> **GIVEN TASK 1**:
Answer these from the earnings call excerpt, one per line:
(a) Which region's acreage does the first question ask about?
(b) What is the size of the budget that includes the leasing capital?
(c) Within what period does the reply say they "should substantially have all of that done"?
> **GIVEN TASK 2**: Swap "Southwest PA" for "southwestern Pennsylvania" and write out everything in the earnings call excerpt from "Just a couple" down to "to 5 years.".
> **GIVEN TASK 3**: Extend the earnings call excerpt past its final line.

> **EXCERPT PROVIDED**:

════

Our next question comes from the line of Marshall Carver from Capital One South Coast.

Marshall H. Carver - Capital One Southcoast, Inc., Research Division

Analyst · Marshall Carver from Capital One South Coast

Just a couple of quick questions. When will your acreage in Southwest PA, the wet and super-rich, be held by production?

Ray N. Walker

Analyst · Marshall Carver from Capital One South Coast

We should -- our plan is over the next 3 or 5 years, we'll get there. Some leases -- a big portion of the leasing capital that we have in our $1.6 billion budget goes to Southwest PA. And it's just simply filling in holes and blocking up, what I call blocking and tackling as we're drilling through that area. So it's hard to talk about absolute black-and-white numbers when things will be HBP because we'll be continually adding new leases as we get opportunities to bolt on. But we should substantially have all of that done in the next 3 to 5 years.

Marshall H. Carver - Capital One Southcoast, Inc., Research Division

Analyst · Marshall Carver from Capital One South Coast

And in terms of the new improved completion techniques and lateral placement designs this year, what percentage of the wells that you're drilling this year in the wet and super-rich would you say going to use this new improved techniques versus old techniques?

════

> **STORED DATA**:
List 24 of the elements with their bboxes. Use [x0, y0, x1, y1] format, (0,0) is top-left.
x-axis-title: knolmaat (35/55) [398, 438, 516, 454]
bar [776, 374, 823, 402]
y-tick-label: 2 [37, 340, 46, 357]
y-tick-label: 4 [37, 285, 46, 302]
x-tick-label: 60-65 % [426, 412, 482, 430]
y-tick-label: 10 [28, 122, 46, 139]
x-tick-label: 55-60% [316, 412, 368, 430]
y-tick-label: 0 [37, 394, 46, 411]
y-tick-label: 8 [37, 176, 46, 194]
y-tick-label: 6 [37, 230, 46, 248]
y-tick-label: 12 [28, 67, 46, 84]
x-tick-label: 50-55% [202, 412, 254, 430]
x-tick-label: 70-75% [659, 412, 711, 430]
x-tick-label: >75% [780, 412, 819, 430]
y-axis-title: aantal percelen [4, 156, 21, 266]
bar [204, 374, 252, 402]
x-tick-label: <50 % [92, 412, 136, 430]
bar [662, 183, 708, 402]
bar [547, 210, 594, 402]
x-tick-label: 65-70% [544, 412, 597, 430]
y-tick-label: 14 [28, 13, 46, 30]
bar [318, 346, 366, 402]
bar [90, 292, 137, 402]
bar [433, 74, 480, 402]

════

> **EXERCISE OUTPUT 1**:
(a) Southwest PA
(b) $1.6 billion
(c) The next 3 to 5 years

> **EXERCISE OUTPUT 2**:
Just a couple of quick questions. When will your acreage in southwestern Pennsylvania, the wet and super-rich, be held by production?

Ray N. Walker

Analyst · Marshall Carver from Capital One South Coast

We should -- our plan is over the next 3 or 5 years, we'll get there. Some leases -- a big portion of the leasing capital that we have in our $1.6 billion budget goes to southwestern Pennsylvania. And it's just simply filling in holes and blocking up, what I call blocking and tackling as we're drilling through that area. So it's hard to talk about absolute black-and-white numbers when things will be HBP because we'll be continually adding new leases as we get opportunities to bolt on. But we should substantially have all of that done in the next 3 to 5 years.

> **EXERCISE OUTPUT 3**:
Ray N. Walker

Analyst · Marshall Carver from Capital One South Coast

That's a great question, Marshall. And to be just flat honest with you, I don't have an answer yet. Give me another quarter, and I think we'll have those plans locked down. What the team is physically doing today is going through and just seeing how much of that we can add into this year's program. But just like we talked about earlier, every time we do more of that, it does cost more money. So we -- we're going to stay within our $1.6 billion capital budget and we're absolutely not going to spend more than that. So it's really a juggling act of where does it make sense to do it. It's certainly -- we're certainly not at a point where we can say it just -- blank it, makes sense to do it everywhere we go. But we'll be doing enough of it. Well, let me say it in another way, we'll be doing as much of it as we can. And I think in probably another quarter, I could give you a range or a percentage of the wells that we'll be doing those techniques on going forward.

Jeffrey L. Ventura

Analyst · Marshall Carver from Capital One South Coast

And I think the key, again remembering the old techniques in the wet area where 3 years worth of data on almost 200 wells generate about a 75% rate of return, which is pretty exciting. And in the wet area, based on the first day, it's about 95. These are enhancements to that. I think what you'll see in time, into 2013, '14, '15, like Ray said, you're going to see, I think, continuing improvement.

Ray N. Walker

Analyst · Marshall Carver from Capital One South Coast

Yes, let me add even more to that. We're also taking what we're learning there in the Marcellus and we're actually talking to the Oklahoma City division office about it and even the West Texas guys and seeing if any of those techniques makes sense to try in the oil plays in the horizontal Mississippi or the Cline.

Jeffrey L. Ventura

Analyst · Marshall Carver from Capital One South Coast

Yes. And remember in the Cline, we're 2 wells into it on a 100,000 net acres.

Operator

Operator

We are nearing the end of today's conference. We will go to Mike Scialla from Stifel, Nicolaus for our final question. Michael Scialla - Stifel, Nicolaus & Co., Inc., Research Division: I think you said you had 7 rigs running in the super-rich area, and how many total do you have in the Southwest PA now?

Ray N. Walker

Analyst · Goldman Sachs

Today, there's 9 rigs total running in Southwest PA. Michael Scialla - Stifel, Nicolaus & Co., Inc., Research Division: So are those 2 that are in the wet area, I presume, is that kind of a good run rate to hold that area going forward, and you'll continue to concentrate on the super-rich?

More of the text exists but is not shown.